== Dataset records ==

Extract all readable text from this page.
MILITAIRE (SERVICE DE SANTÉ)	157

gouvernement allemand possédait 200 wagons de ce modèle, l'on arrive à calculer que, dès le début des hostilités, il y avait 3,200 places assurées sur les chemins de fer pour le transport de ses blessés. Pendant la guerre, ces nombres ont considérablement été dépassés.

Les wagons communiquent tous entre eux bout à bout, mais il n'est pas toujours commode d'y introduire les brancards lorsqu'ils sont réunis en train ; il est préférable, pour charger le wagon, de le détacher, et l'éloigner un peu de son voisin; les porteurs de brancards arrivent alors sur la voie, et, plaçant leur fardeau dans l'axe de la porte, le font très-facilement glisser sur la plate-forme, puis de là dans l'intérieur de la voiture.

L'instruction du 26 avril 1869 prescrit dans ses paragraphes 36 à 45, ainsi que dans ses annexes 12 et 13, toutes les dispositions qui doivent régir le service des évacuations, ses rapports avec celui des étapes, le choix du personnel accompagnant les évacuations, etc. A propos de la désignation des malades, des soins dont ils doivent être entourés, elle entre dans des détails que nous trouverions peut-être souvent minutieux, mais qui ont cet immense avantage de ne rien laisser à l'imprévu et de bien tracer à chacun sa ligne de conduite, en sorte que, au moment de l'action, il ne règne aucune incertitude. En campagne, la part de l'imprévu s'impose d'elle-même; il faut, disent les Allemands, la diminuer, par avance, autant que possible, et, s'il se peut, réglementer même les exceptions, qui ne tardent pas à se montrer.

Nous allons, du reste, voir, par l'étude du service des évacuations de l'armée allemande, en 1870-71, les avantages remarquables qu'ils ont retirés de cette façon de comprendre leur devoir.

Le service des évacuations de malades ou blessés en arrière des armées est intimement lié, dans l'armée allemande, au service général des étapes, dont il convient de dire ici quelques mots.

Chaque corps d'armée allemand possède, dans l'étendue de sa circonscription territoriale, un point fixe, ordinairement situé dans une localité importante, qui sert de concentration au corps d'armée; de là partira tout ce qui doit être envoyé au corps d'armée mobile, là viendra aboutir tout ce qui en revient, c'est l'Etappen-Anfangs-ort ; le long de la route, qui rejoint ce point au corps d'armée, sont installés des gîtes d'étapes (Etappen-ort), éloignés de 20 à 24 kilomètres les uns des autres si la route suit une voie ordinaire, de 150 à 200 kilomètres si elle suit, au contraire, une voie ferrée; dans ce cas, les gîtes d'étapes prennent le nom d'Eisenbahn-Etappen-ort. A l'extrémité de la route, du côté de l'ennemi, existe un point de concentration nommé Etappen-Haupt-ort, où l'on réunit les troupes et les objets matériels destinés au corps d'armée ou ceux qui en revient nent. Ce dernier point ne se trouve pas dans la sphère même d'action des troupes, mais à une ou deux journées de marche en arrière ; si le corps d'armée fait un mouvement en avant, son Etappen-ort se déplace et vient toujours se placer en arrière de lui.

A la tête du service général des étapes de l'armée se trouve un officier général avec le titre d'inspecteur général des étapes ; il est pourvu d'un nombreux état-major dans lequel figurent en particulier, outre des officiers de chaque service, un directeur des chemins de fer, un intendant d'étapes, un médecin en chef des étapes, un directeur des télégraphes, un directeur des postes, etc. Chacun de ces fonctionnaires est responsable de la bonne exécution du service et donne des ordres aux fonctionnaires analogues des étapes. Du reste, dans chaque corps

===

* _Work to complete_
From the listing above, collect each line in which the string "chemins" appears.

* _Exercise result_
gouvernement allemand possédait 200 wagons de ce modèle, l'on arrive à calculer que, dès le début des hostilités, il y avait 3,200 places assurées sur les chemins de fer pour le transport de ses blessés. Pendant la guerre, ces nombres ont considérablement été dépassés.
A la tête du service général des étapes de l'armée se trouve un officier général avec le titre d'inspecteur général des étapes ; il est pourvu d'un nombreux état-major dans lequel figurent en particulier, outre des officiers de chaque service, un directeur des chemins de fer, un intendant d'étapes, un médecin en chef des étapes, un directeur des télégraphes, un directeur des postes, etc. Chacun de ces fonctionnaires est responsable de la bonne exécution du service et donne des ordres aux fonctionnaires analogues des étapes. Du reste, dans chaque corps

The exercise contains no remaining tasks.